## [INSTRUCTIONS TO FOLLOW]
Every line of the records below should be restated exactly.
Start of RECORDS TO PROCESS
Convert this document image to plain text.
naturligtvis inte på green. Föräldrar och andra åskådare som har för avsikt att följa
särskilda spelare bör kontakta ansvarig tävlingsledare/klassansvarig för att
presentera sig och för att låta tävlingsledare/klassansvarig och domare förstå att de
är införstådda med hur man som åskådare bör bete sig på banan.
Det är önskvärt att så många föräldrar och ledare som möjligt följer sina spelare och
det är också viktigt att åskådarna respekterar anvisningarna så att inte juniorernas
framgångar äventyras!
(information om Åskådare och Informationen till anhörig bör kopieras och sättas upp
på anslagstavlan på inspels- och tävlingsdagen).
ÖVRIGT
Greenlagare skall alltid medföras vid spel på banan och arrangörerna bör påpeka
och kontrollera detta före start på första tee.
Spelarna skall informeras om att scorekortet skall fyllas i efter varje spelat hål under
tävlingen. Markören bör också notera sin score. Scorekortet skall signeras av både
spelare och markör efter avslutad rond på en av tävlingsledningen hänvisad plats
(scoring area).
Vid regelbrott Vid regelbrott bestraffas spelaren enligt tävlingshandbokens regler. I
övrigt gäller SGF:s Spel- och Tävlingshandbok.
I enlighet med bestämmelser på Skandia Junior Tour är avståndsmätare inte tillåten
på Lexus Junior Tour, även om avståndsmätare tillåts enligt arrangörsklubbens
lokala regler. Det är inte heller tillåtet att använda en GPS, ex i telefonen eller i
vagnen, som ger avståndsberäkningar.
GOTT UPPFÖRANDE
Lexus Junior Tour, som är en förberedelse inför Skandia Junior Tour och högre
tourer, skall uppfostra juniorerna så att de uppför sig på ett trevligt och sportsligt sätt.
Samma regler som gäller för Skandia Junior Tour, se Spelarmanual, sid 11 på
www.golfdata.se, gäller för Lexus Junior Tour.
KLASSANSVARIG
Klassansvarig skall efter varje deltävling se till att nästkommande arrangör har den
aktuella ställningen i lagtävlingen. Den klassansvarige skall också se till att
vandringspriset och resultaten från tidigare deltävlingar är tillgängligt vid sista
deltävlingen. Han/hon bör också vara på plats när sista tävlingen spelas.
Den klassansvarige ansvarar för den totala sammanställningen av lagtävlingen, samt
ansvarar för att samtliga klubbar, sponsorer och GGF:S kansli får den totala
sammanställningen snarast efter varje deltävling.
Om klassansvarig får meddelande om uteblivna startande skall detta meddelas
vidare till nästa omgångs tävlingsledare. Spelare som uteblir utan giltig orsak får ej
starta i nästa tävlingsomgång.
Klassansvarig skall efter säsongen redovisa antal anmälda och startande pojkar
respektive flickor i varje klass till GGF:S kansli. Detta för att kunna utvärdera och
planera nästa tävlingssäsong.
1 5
End of RECORDS TO PROCESS
## [SOLVED PROBLEM]
Convert this document image to plain text.
naturligtvis inte på green. Föräldrar och andra åskådare som har för avsikt att följa
särskilda spelare bör kontakta ansvarig tävlingsledare/klassansvarig för att
presentera sig och för att låta tävlingsledare/klassansvarig och domare förstå att de
är införstådda med hur man som åskådare bör bete sig på banan.
Det är önskvärt att så många föräldrar och ledare som möjligt följer sina spelare och
det är också viktigt att åskådarna respekterar anvisningarna så att inte juniorernas
framgångar äventyras!
(information om Åskådare och Informationen till anhörig bör kopieras och sättas upp
på anslagstavlan på inspels- och tävlingsdagen).
ÖVRIGT
Greenlagare skall alltid medföras vid spel på banan och arrangörerna bör påpeka
och kontrollera detta före start på första tee.
Spelarna skall informeras om att scorekortet skall fyllas i efter varje spelat hål under
tävlingen. Markören bör också notera sin score. Scorekortet skall signeras av både
spelare och markör efter avslutad rond på en av tävlingsledningen hänvisad plats
(scoring area).
Vid regelbrott Vid regelbrott bestraffas spelaren enligt tävlingshandbokens regler. I
övrigt gäller SGF:s Spel- och Tävlingshandbok.
I enlighet med bestämmelser på Skandia Junior Tour är avståndsmätare inte tillåten
på Lexus Junior Tour, även om avståndsmätare tillåts enligt arrangörsklubbens
lokala regler. Det är inte heller tillåtet att använda en GPS, ex i telefonen eller i
vagnen, som ger avståndsberäkningar.
GOTT UPPFÖRANDE
Lexus Junior Tour, som är en förberedelse inför Skandia Junior Tour och högre
tourer, skall uppfostra juniorerna så att de uppför sig på ett trevligt och sportsligt sätt.
Samma regler som gäller för Skandia Junior Tour, se Spelarmanual, sid 11 på
www.golfdata.se, gäller för Lexus Junior Tour.
KLASSANSVARIG
Klassansvarig skall efter varje deltävling se till att nästkommande arrangör har den
aktuella ställningen i lagtävlingen. Den klassansvarige skall också se till att
vandringspriset och resultaten från tidigare deltävlingar är tillgängligt vid sista
deltävlingen. Han/hon bör också vara på plats när sista tävlingen spelas.
Den klassansvarige ansvarar för den totala sammanställningen av lagtävlingen, samt
ansvarar för att samtliga klubbar, sponsorer och GGF:S kansli får den totala
sammanställningen snarast efter varje deltävling.
Om klassansvarig får meddelande om uteblivna startande skall detta meddelas
vidare till nästa omgångs tävlingsledare. Spelare som uteblir utan giltig orsak får ej
starta i nästa tävlingsomgång.
Klassansvarig skall efter säsongen redovisa antal anmälda och startande pojkar
respektive flickor i varje klass till GGF:S kansli. Detta för att kunna utvärdera och
planera nästa tävlingssäsong.
1 5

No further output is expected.